Figure collection entries:

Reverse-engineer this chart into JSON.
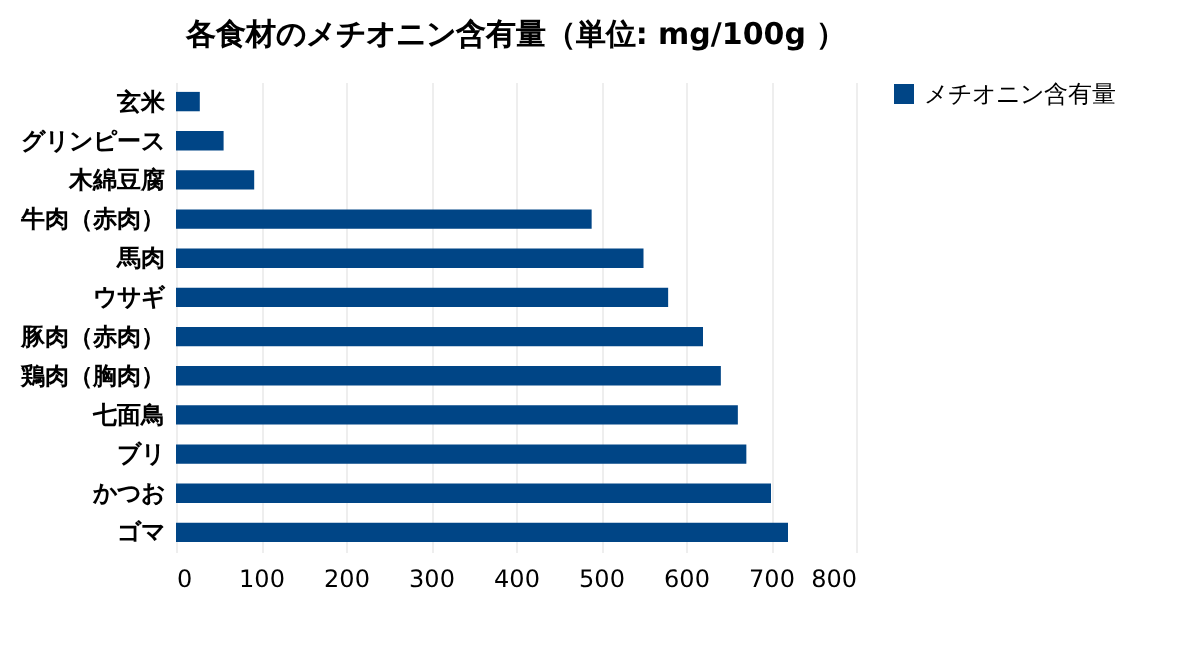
{
  "chart_data": {
    "type": "bar",
    "orientation": "horizontal",
    "title": "各食材のメチオニン含有量（単位: mg/100g ）",
    "categories": [
      "玄米",
      "グリンピース",
      "木綿豆腐",
      "牛肉（赤肉）",
      "馬肉",
      "ウサギ",
      "豚肉（赤肉）",
      "鶏肉（胸肉）",
      "七面鳥",
      "ブリ",
      "かつお",
      "ゴマ"
    ],
    "series": [
      {
        "name": "メチオニン含有量",
        "color": "#004586",
        "values": [
          28,
          56,
          92,
          489,
          550,
          579,
          620,
          641,
          661,
          671,
          700,
          720
        ]
      }
    ],
    "xlim": [
      0,
      800
    ],
    "xticks": [
      0,
      100,
      200,
      300,
      400,
      500,
      600,
      700,
      800
    ],
    "grid": "x",
    "legend": "right"
  }
}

▶ **Your task**
Exactly as written, return every line of the listing, but not the pictures.

▶ **Answer for this exercise**
Reverse-engineer this chart into JSON.
{
  "chart_data": {
    "type": "bar",
    "orientation": "horizontal",
    "title": "各食材のメチオニン含有量（単位: mg/100g ）",
    "categories": [
      "玄米",
      "グリンピース",
      "木綿豆腐",
      "牛肉（赤肉）",
      "馬肉",
      "ウサギ",
      "豚肉（赤肉）",
      "鶏肉（胸肉）",
      "七面鳥",
      "ブリ",
      "かつお",
      "ゴマ"
    ],
    "series": [
      {
        "name": "メチオニン含有量",
        "color": "#004586",
        "values": [
          28,
          56,
          92,
          489,
          550,
          579,
          620,
          641,
          661,
          671,
          700,
          720
        ]
      }
    ],
    "xlim": [
      0,
      800
    ],
    "xticks": [
      0,
      100,
      200,
      300,
      400,
      500,
      600,
      700,
      800
    ],
    "grid": "x",
    "legend": "right"
  }
}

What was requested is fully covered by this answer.